Exercise requirements:
The data below should be printed in full, exactly, and without any of its images.

^^^^^^^^

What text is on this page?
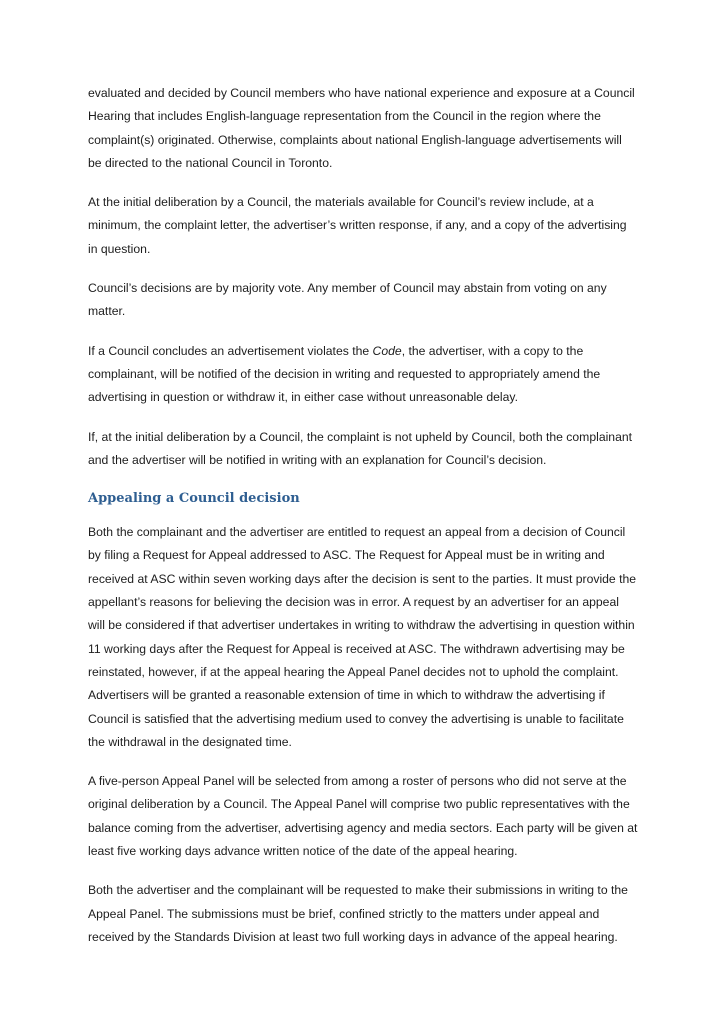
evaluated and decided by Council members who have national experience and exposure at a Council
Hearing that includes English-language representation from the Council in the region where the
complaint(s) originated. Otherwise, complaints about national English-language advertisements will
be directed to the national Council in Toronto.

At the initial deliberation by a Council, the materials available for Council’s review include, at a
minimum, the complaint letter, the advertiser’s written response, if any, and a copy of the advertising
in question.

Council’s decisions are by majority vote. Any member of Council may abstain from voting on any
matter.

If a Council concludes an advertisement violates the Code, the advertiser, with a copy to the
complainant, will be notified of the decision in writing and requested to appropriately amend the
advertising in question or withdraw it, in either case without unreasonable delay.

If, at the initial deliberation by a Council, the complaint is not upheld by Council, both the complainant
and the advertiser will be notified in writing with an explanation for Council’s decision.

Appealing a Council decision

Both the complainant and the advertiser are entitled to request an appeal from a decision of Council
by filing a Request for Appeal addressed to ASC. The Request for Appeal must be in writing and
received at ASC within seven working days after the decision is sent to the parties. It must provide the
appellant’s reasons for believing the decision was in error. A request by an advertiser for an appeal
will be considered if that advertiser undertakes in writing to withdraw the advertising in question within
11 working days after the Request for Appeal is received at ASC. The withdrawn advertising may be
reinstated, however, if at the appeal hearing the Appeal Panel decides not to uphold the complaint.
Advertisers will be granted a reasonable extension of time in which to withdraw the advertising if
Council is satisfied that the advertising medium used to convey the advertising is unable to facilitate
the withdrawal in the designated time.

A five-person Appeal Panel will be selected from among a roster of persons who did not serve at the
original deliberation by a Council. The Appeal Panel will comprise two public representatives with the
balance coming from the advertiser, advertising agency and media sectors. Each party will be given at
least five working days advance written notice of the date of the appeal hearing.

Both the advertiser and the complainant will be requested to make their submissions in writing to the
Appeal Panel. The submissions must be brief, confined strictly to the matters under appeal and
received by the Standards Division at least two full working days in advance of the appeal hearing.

^^^^^^^^

Full solution:
What text is on this page?
evaluated and decided by Council members who have national experience and exposure at a Council
Hearing that includes English-language representation from the Council in the region where the
complaint(s) originated. Otherwise, complaints about national English-language advertisements will
be directed to the national Council in Toronto.

At the initial deliberation by a Council, the materials available for Council’s review include, at a
minimum, the complaint letter, the advertiser’s written response, if any, and a copy of the advertising
in question.

Council’s decisions are by majority vote. Any member of Council may abstain from voting on any
matter.

If a Council concludes an advertisement violates the Code, the advertiser, with a copy to the
complainant, will be notified of the decision in writing and requested to appropriately amend the
advertising in question or withdraw it, in either case without unreasonable delay.

If, at the initial deliberation by a Council, the complaint is not upheld by Council, both the complainant
and the advertiser will be notified in writing with an explanation for Council’s decision.

Appealing a Council decision

Both the complainant and the advertiser are entitled to request an appeal from a decision of Council
by filing a Request for Appeal addressed to ASC. The Request for Appeal must be in writing and
received at ASC within seven working days after the decision is sent to the parties. It must provide the
appellant’s reasons for believing the decision was in error. A request by an advertiser for an appeal
will be considered if that advertiser undertakes in writing to withdraw the advertising in question within
11 working days after the Request for Appeal is received at ASC. The withdrawn advertising may be
reinstated, however, if at the appeal hearing the Appeal Panel decides not to uphold the complaint.
Advertisers will be granted a reasonable extension of time in which to withdraw the advertising if
Council is satisfied that the advertising medium used to convey the advertising is unable to facilitate
the withdrawal in the designated time.

A five-person Appeal Panel will be selected from among a roster of persons who did not serve at the
original deliberation by a Council. The Appeal Panel will comprise two public representatives with the
balance coming from the advertiser, advertising agency and media sectors. Each party will be given at
least five working days advance written notice of the date of the appeal hearing.

Both the advertiser and the complainant will be requested to make their submissions in writing to the
Appeal Panel. The submissions must be brief, confined strictly to the matters under appeal and
received by the Standards Division at least two full working days in advance of the appeal hearing.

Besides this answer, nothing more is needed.